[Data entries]
◇ ◇ ◇ ◇ ◇

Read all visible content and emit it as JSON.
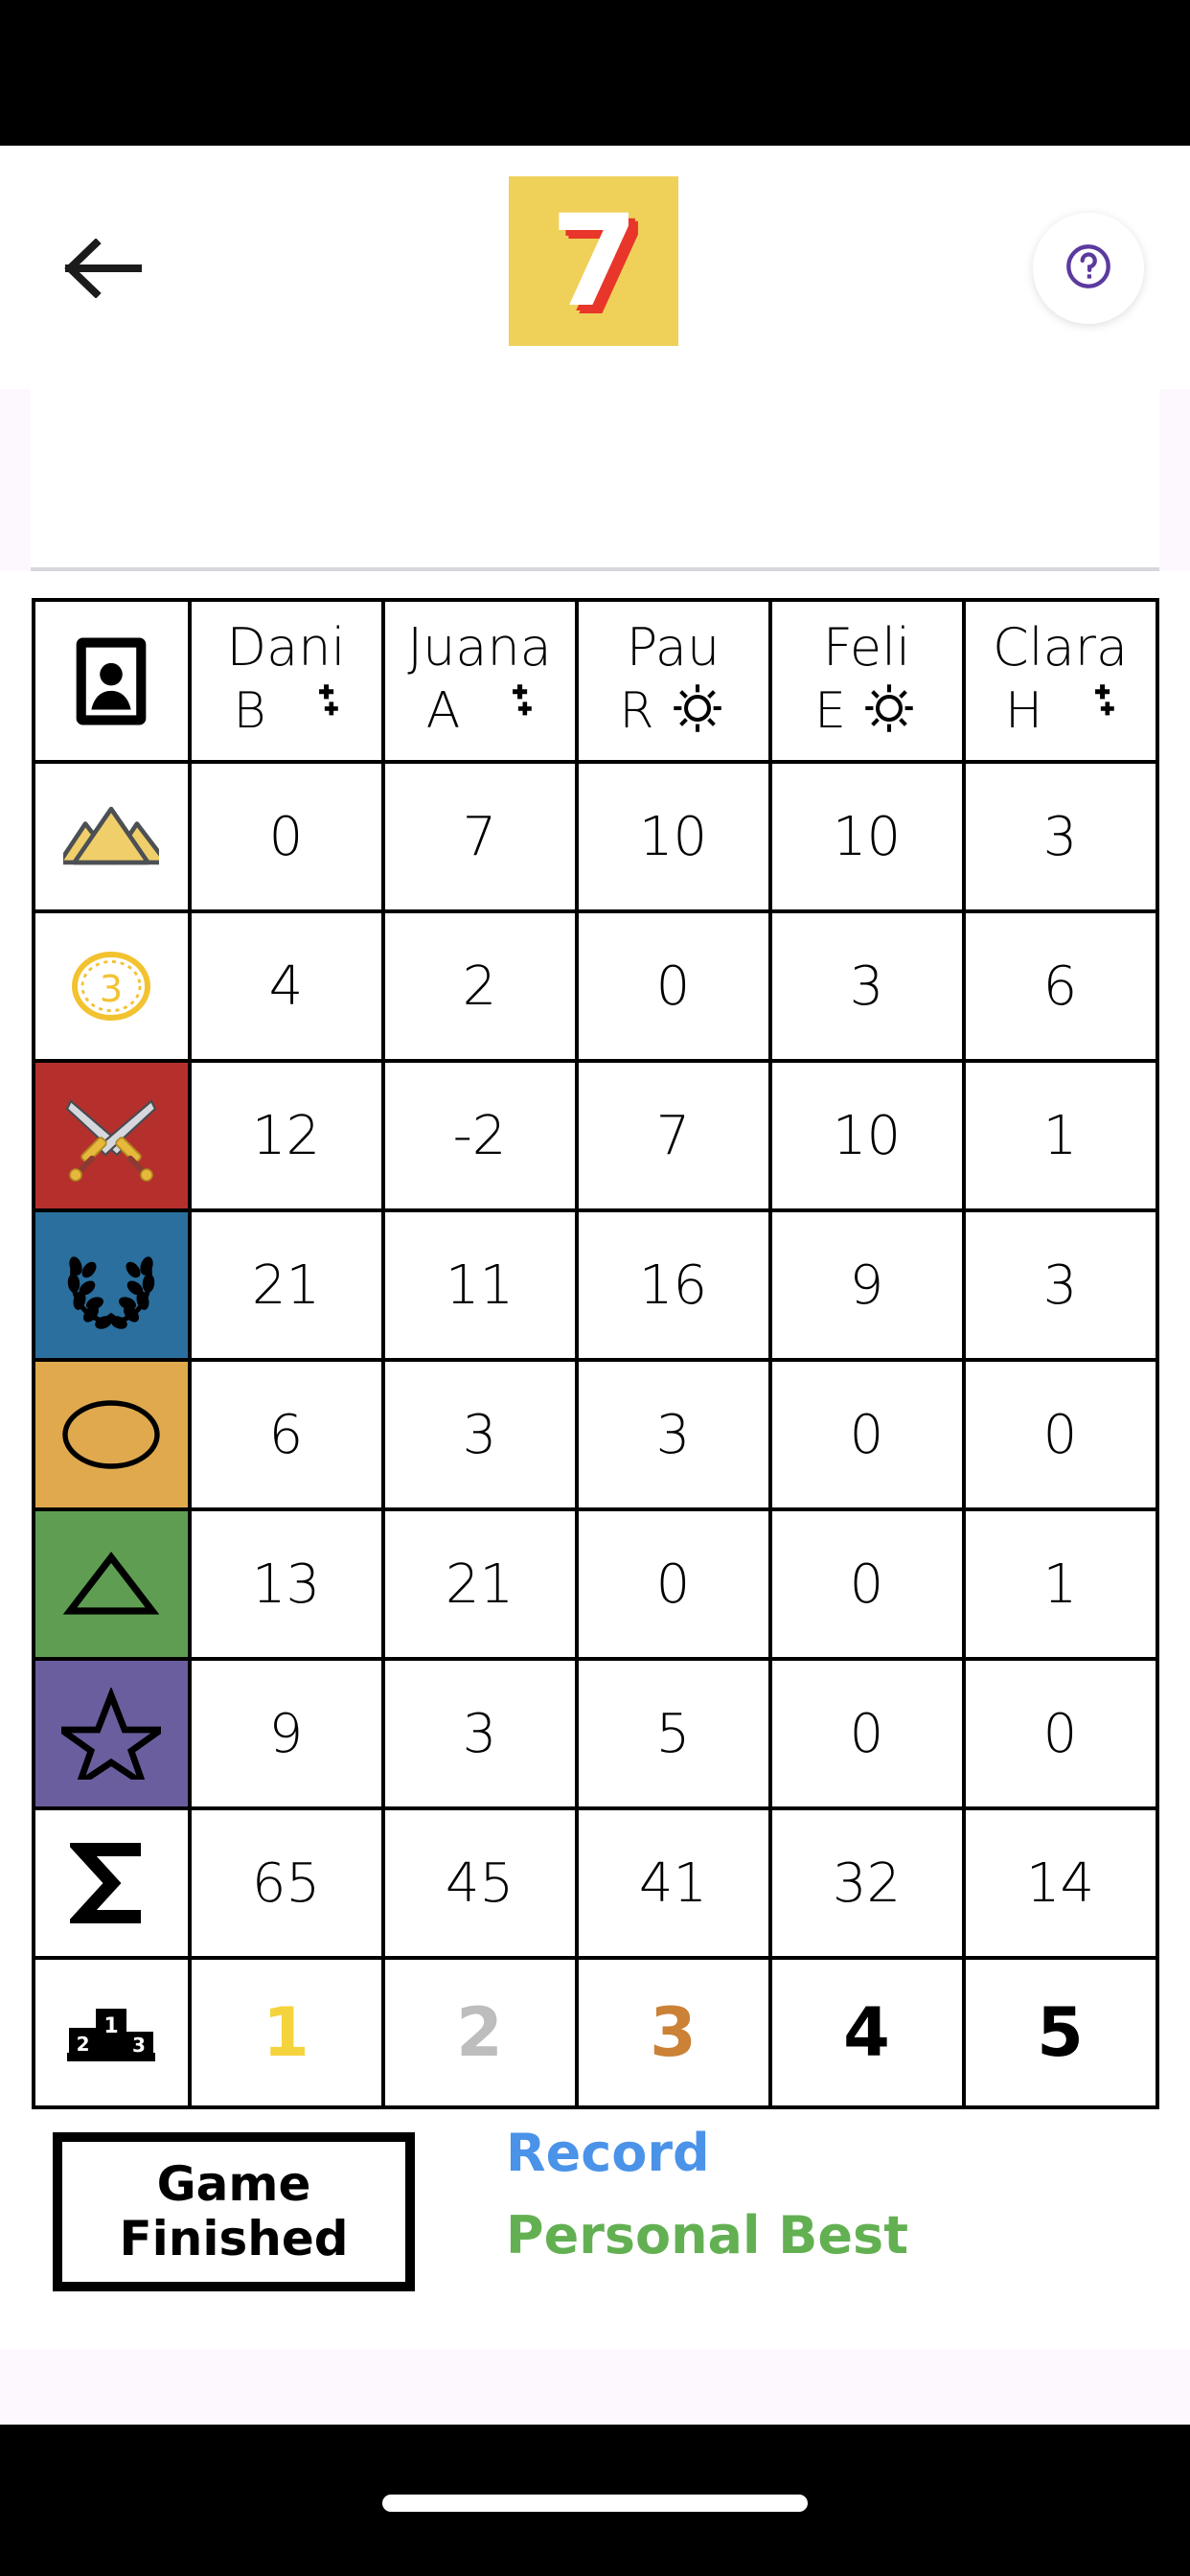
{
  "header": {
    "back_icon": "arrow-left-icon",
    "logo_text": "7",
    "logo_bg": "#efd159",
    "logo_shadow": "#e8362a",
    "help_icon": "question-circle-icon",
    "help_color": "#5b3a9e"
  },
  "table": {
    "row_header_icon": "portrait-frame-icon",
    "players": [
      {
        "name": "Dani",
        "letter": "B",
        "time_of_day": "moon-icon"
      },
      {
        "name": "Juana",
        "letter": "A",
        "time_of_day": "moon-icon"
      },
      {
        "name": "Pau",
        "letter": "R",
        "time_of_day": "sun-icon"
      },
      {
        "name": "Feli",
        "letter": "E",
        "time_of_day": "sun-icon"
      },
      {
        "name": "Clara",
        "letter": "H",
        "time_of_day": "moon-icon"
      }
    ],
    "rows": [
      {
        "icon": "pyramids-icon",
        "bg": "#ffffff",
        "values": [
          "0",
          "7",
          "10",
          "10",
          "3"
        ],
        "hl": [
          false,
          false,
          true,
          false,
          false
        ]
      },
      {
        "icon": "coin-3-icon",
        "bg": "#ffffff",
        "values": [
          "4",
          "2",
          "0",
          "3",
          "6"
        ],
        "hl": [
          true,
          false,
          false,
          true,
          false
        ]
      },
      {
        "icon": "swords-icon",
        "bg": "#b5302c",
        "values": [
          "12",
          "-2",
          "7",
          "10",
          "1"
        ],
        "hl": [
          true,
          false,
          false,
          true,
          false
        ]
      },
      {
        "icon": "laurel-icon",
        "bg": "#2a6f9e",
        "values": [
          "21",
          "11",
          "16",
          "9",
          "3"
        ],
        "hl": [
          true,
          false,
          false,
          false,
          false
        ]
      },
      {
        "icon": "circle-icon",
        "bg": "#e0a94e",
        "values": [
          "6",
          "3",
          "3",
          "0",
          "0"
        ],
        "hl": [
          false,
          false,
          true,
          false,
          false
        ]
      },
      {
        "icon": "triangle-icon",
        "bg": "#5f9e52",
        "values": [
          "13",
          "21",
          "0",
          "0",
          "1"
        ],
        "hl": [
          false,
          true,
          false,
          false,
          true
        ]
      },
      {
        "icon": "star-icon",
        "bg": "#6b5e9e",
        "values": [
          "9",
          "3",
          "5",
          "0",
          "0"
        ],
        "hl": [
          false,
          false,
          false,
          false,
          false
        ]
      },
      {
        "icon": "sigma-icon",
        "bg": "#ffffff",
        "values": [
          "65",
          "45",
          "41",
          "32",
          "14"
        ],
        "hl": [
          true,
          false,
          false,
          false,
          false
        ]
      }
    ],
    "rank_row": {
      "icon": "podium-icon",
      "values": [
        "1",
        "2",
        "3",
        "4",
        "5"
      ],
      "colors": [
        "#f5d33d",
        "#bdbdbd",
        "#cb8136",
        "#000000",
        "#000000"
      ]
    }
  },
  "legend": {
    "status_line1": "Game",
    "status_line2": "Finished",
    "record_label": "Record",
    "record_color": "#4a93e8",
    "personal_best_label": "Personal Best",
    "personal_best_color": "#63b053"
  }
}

◇ ◇ ◇ ◇ ◇

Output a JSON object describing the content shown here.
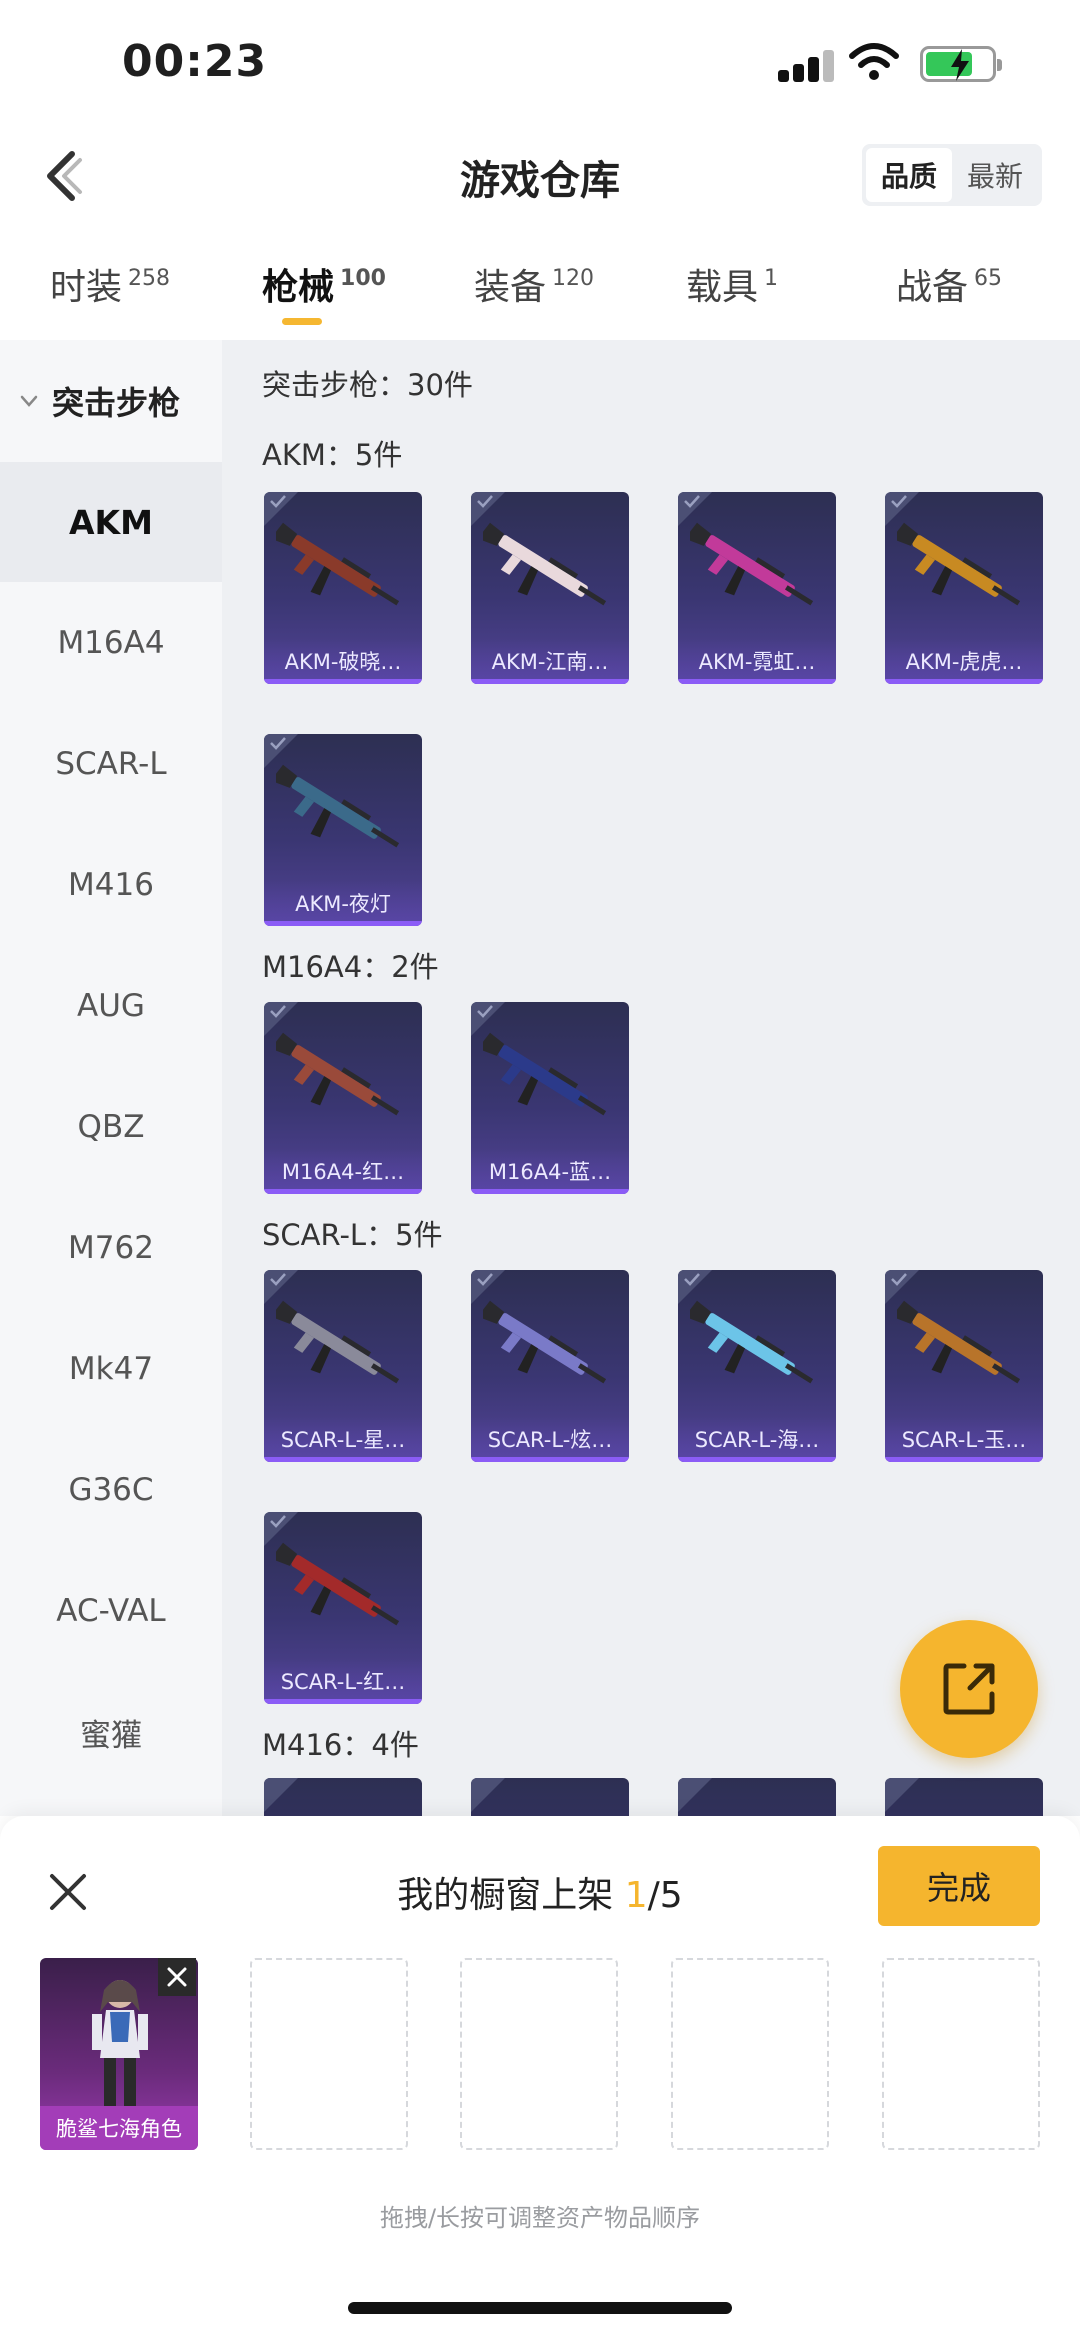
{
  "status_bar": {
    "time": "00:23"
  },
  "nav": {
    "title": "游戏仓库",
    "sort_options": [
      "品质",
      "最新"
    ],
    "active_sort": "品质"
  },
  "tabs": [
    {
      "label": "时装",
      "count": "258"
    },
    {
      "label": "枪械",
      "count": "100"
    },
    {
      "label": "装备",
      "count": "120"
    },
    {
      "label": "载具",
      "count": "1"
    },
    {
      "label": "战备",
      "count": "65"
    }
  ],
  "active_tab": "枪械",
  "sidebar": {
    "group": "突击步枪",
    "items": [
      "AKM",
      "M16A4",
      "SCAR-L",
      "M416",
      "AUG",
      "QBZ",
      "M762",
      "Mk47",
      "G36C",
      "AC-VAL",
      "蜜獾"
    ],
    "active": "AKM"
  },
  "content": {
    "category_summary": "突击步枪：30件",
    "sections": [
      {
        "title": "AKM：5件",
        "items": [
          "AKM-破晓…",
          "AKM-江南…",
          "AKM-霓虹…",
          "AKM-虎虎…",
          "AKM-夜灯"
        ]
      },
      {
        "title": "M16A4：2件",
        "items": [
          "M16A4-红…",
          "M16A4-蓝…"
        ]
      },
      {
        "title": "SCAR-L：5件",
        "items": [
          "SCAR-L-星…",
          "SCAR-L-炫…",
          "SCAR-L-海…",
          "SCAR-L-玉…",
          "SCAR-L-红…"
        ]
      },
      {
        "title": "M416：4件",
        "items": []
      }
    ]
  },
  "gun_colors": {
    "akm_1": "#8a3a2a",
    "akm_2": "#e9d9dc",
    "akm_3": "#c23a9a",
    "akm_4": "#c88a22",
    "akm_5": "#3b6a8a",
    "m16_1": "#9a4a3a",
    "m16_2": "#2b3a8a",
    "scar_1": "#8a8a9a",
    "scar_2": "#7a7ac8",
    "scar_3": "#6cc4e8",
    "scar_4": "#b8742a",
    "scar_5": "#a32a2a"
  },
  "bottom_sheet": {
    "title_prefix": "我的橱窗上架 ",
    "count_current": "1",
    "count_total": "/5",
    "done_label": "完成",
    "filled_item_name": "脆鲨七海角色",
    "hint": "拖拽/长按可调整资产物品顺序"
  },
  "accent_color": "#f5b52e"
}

◇ ◇ ◇ ◇ ◇

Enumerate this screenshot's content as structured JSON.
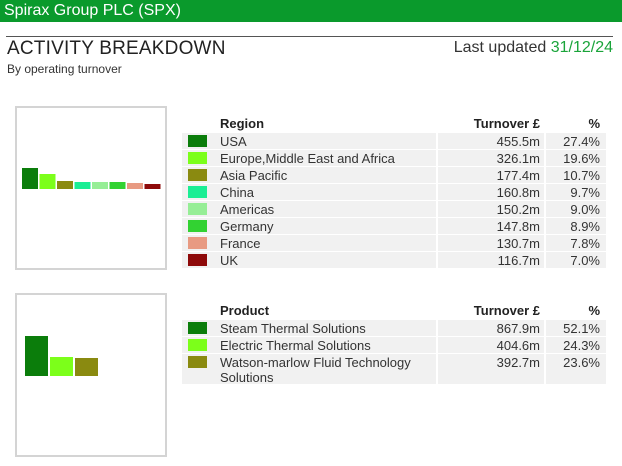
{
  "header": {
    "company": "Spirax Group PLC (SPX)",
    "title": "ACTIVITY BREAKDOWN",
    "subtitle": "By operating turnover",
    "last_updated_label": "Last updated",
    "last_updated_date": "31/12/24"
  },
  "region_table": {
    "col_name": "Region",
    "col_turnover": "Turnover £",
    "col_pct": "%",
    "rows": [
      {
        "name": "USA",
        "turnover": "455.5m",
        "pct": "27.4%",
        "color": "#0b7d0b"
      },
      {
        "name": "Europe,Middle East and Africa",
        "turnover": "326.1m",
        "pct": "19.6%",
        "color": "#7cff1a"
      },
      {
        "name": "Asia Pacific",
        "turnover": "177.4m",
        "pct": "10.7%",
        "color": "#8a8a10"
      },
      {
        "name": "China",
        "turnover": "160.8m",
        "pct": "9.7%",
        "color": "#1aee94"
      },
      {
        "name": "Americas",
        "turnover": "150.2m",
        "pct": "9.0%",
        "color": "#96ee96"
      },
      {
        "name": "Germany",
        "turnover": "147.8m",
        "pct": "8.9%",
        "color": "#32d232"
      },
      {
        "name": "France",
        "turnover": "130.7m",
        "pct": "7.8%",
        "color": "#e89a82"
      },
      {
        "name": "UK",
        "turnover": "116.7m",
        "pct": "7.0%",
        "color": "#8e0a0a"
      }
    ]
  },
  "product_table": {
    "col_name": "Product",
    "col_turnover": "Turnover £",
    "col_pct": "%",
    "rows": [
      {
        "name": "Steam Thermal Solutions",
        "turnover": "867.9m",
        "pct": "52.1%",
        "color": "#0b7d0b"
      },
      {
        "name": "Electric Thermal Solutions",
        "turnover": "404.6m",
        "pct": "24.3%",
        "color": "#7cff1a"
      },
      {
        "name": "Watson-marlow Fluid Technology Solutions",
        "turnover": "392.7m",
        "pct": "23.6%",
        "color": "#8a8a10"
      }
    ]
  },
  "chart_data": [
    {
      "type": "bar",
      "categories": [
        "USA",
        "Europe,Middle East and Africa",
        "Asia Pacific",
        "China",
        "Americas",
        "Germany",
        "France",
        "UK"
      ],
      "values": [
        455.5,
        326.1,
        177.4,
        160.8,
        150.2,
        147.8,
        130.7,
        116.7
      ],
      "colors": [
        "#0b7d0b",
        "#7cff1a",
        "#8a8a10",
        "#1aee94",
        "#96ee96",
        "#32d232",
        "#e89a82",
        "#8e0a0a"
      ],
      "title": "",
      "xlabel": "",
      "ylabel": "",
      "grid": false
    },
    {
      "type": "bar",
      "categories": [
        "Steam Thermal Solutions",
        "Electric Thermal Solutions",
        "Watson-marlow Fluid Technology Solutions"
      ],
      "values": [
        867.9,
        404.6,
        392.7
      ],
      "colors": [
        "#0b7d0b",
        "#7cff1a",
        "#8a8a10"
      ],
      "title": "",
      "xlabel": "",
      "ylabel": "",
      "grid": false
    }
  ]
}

◇ ◇ ◇ ◇ ◇

_WHAT TO PRODUCE_
Search the records above for "Middle". Copy each line where it is found.

_ANSWER TO THE TASK_
        "name": "Europe,Middle East and Africa",
        "Europe,Middle East and Africa",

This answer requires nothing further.